** Instructions to follow **
Copy out lines with the word "JSON" from the material that follows.

═══

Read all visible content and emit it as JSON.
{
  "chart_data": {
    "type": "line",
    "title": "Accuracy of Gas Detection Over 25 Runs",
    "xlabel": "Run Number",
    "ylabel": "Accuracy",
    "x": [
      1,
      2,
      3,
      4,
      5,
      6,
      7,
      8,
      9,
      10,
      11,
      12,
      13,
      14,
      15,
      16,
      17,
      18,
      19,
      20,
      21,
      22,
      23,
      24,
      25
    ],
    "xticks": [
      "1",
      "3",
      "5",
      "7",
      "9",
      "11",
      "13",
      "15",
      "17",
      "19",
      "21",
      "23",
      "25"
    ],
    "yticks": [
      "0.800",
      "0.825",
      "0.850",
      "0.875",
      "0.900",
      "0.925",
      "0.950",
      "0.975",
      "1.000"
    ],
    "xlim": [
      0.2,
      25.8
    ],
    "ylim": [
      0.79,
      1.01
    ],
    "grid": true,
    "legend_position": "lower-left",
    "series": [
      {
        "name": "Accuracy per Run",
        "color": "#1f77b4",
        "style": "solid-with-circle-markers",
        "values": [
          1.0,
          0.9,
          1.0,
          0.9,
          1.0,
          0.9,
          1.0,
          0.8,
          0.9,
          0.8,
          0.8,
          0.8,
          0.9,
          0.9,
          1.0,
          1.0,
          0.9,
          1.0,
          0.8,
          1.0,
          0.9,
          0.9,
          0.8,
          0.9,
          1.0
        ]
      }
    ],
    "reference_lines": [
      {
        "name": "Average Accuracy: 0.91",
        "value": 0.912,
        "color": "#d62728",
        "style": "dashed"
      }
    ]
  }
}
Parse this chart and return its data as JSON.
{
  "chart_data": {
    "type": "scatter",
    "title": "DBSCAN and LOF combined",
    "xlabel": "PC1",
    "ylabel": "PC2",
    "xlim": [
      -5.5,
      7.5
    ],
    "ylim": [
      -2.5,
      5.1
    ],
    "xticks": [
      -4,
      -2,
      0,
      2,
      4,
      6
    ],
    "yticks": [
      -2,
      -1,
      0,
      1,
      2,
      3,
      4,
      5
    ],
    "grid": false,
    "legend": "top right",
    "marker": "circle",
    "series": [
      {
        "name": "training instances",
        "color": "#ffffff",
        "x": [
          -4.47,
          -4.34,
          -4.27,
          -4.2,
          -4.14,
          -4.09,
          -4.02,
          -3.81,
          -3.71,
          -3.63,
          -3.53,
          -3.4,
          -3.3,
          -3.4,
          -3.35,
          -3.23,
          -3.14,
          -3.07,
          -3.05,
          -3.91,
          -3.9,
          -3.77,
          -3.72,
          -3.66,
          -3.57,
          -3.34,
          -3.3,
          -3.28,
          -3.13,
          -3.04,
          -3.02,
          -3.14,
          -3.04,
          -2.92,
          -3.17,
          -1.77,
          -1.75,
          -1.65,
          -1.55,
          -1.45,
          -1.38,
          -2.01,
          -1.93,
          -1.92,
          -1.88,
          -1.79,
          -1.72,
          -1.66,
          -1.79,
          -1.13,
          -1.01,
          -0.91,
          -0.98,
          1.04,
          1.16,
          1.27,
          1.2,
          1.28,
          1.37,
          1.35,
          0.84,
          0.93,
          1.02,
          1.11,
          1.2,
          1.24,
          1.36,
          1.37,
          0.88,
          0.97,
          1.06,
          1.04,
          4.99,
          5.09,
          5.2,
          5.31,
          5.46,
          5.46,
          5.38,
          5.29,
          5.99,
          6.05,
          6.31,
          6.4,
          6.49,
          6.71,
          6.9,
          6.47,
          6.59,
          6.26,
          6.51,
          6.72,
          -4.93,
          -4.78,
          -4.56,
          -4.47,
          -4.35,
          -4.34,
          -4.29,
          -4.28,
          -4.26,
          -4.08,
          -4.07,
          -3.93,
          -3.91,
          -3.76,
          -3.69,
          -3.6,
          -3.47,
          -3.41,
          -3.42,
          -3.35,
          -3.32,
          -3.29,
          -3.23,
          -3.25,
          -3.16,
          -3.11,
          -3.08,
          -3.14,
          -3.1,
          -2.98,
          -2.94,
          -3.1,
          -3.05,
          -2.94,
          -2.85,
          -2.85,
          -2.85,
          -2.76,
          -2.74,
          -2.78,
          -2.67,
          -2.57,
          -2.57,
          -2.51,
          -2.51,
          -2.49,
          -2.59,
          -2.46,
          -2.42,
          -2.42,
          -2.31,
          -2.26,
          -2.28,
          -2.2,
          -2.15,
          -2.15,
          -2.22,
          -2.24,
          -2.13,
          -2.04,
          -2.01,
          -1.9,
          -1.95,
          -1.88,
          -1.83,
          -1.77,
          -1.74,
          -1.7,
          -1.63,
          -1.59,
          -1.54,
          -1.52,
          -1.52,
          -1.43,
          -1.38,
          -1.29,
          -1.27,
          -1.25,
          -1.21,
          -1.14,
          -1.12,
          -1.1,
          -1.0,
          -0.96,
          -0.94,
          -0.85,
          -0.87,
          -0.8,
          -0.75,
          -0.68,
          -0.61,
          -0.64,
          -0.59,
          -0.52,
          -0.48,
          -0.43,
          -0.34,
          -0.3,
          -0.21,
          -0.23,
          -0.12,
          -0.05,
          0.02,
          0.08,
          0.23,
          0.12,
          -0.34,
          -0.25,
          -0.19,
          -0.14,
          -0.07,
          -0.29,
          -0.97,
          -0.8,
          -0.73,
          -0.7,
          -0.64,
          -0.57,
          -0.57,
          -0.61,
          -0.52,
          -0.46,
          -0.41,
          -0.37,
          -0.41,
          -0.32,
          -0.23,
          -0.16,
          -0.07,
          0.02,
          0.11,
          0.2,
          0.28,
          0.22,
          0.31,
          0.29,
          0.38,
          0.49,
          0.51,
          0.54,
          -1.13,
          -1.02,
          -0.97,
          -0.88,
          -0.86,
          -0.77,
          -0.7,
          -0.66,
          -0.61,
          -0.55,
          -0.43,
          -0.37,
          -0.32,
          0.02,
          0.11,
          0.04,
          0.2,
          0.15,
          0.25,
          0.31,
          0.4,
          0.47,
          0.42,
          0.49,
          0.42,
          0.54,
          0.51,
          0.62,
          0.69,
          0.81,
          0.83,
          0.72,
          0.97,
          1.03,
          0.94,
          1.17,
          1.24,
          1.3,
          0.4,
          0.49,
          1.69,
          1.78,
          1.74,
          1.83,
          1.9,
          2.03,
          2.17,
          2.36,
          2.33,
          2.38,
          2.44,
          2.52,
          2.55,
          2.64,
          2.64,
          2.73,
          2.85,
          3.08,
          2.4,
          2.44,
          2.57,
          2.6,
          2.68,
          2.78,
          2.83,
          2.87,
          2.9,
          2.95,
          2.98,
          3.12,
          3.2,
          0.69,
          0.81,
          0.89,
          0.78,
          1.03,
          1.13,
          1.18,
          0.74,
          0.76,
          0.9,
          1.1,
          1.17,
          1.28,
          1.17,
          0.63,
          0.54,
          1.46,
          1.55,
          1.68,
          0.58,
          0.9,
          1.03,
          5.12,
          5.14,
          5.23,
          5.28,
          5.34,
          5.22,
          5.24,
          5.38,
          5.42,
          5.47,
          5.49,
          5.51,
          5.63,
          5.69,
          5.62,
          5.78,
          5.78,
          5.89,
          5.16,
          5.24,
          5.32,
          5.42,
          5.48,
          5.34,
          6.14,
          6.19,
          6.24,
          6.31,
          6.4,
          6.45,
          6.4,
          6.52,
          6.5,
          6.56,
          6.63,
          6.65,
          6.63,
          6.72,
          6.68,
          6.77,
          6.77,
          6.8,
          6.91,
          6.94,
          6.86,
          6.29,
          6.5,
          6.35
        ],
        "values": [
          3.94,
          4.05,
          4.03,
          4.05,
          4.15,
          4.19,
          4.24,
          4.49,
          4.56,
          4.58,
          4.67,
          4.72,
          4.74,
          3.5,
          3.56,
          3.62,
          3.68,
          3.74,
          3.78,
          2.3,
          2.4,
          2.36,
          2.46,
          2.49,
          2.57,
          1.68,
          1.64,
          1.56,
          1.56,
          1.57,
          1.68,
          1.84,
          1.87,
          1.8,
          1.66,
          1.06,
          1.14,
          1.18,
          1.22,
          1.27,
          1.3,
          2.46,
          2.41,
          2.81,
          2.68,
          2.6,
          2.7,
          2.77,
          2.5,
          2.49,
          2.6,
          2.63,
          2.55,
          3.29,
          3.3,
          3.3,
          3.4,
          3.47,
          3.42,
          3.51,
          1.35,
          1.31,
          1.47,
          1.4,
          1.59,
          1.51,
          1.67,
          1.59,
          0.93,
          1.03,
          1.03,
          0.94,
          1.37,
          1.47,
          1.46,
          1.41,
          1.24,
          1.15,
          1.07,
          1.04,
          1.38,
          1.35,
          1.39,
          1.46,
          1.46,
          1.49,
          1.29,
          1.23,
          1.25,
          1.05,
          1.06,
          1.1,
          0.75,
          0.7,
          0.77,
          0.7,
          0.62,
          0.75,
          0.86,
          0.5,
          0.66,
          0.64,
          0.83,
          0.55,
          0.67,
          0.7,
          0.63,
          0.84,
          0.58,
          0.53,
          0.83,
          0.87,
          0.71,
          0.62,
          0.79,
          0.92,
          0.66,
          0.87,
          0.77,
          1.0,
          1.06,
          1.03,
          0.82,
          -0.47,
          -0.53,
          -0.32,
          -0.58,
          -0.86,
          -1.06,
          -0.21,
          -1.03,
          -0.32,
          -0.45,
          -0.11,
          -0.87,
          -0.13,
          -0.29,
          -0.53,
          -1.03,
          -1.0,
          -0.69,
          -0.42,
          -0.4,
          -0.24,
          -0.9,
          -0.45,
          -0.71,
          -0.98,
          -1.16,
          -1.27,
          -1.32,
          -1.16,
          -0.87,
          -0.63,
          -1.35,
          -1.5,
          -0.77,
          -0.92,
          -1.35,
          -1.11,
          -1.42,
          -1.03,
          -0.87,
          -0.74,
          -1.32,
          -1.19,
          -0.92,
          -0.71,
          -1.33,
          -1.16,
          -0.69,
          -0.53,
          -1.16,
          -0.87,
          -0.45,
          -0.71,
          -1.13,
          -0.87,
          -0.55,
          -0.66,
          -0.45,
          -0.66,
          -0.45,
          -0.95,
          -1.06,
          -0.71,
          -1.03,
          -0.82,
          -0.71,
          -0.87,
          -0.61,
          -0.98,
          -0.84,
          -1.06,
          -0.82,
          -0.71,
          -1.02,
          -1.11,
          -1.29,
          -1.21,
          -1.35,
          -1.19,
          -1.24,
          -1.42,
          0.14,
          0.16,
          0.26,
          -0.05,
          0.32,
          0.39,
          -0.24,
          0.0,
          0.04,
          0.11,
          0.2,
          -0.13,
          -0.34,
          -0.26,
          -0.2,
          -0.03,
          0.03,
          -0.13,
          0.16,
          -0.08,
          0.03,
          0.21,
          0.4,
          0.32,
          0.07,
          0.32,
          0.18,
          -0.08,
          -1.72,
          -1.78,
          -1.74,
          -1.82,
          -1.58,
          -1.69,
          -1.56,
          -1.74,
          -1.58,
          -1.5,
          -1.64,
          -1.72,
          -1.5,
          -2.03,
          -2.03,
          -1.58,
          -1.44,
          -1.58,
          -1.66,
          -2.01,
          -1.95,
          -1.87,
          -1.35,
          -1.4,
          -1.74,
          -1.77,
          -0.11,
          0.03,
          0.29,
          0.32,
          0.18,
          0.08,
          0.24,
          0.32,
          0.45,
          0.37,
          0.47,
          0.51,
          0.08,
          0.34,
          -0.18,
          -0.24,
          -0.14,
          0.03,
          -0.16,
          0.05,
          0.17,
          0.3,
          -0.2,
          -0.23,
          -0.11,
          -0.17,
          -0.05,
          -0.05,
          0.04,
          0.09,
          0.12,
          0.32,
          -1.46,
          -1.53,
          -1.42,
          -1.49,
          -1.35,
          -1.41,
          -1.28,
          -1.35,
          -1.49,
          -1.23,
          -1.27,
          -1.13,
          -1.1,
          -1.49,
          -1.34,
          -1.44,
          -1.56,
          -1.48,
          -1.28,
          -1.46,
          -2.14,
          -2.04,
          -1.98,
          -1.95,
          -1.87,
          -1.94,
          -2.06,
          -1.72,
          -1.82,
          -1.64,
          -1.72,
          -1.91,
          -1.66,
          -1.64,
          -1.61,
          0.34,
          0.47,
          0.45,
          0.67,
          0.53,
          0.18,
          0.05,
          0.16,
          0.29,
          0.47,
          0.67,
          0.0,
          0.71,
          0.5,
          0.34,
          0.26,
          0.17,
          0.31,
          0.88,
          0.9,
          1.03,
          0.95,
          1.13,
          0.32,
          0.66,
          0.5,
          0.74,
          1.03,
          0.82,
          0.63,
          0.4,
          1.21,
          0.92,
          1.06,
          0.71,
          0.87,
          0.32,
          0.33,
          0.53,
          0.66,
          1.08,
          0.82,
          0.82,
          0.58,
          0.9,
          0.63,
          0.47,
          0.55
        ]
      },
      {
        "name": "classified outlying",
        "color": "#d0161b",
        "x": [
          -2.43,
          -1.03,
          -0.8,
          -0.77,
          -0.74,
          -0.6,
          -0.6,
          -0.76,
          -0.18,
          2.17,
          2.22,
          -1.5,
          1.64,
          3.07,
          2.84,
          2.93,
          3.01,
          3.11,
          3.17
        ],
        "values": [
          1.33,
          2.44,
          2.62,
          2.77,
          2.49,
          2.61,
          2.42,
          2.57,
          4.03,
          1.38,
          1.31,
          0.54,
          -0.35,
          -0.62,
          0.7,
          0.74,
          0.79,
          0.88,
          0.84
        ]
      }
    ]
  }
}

═══

** Completed exercise **
Read all visible content and emit it as JSON.
Parse this chart and return its data as JSON.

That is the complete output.